What is expected: Answer with a number only: how many lines of the data contain "title"?

======== Entries supplied

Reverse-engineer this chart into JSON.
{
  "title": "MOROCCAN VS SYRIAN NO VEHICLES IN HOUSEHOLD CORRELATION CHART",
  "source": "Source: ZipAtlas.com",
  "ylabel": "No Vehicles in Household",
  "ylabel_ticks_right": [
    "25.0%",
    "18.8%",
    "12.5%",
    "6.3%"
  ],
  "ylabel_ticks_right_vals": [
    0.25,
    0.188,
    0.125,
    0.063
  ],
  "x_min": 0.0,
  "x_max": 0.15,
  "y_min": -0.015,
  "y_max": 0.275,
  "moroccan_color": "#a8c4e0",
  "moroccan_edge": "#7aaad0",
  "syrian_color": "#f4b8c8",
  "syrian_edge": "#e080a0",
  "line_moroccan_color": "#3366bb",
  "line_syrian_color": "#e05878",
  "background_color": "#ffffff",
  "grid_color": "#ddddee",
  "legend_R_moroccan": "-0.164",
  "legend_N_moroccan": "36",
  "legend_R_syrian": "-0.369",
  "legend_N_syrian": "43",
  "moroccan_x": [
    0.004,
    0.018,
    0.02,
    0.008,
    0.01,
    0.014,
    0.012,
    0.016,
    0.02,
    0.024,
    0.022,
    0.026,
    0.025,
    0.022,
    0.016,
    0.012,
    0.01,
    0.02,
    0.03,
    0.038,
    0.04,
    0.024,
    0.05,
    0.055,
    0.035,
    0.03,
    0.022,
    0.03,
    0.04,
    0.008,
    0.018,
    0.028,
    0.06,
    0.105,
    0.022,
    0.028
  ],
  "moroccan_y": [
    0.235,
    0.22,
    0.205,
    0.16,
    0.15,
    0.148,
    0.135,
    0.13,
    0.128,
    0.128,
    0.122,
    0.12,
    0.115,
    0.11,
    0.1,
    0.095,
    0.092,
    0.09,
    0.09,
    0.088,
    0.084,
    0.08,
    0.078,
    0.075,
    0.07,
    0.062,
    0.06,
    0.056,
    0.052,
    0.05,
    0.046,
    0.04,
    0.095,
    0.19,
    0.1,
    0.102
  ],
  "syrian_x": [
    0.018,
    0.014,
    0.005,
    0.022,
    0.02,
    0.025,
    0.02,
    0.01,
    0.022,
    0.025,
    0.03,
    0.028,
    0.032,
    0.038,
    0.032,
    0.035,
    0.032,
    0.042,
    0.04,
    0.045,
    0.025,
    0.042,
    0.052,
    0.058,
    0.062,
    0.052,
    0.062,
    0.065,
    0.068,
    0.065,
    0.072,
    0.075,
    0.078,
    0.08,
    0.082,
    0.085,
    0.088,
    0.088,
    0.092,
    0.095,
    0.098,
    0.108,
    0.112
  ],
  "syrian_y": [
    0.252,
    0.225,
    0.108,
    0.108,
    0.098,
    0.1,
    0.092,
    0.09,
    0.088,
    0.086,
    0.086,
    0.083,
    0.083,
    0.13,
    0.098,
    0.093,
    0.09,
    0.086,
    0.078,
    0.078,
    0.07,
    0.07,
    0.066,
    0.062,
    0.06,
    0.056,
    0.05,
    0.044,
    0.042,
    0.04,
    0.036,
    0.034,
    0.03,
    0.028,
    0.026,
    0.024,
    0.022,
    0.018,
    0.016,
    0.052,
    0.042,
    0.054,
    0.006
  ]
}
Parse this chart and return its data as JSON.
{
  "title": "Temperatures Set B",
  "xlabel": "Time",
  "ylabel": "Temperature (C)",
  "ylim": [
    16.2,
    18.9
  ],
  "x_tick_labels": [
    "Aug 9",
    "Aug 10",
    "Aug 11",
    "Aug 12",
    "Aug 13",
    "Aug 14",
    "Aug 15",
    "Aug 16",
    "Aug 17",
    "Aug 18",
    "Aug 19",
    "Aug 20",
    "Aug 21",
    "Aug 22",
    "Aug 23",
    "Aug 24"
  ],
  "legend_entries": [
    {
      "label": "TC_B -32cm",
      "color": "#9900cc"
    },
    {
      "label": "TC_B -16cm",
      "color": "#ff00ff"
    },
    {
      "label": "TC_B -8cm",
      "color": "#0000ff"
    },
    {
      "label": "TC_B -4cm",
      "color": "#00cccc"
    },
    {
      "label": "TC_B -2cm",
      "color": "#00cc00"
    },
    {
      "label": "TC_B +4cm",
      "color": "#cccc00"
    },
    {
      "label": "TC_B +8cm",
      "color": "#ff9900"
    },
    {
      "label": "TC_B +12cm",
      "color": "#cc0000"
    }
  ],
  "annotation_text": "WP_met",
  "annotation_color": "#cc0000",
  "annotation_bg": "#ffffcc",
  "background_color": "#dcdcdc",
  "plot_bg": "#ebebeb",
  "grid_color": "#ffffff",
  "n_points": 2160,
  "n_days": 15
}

================

Output for this task: 2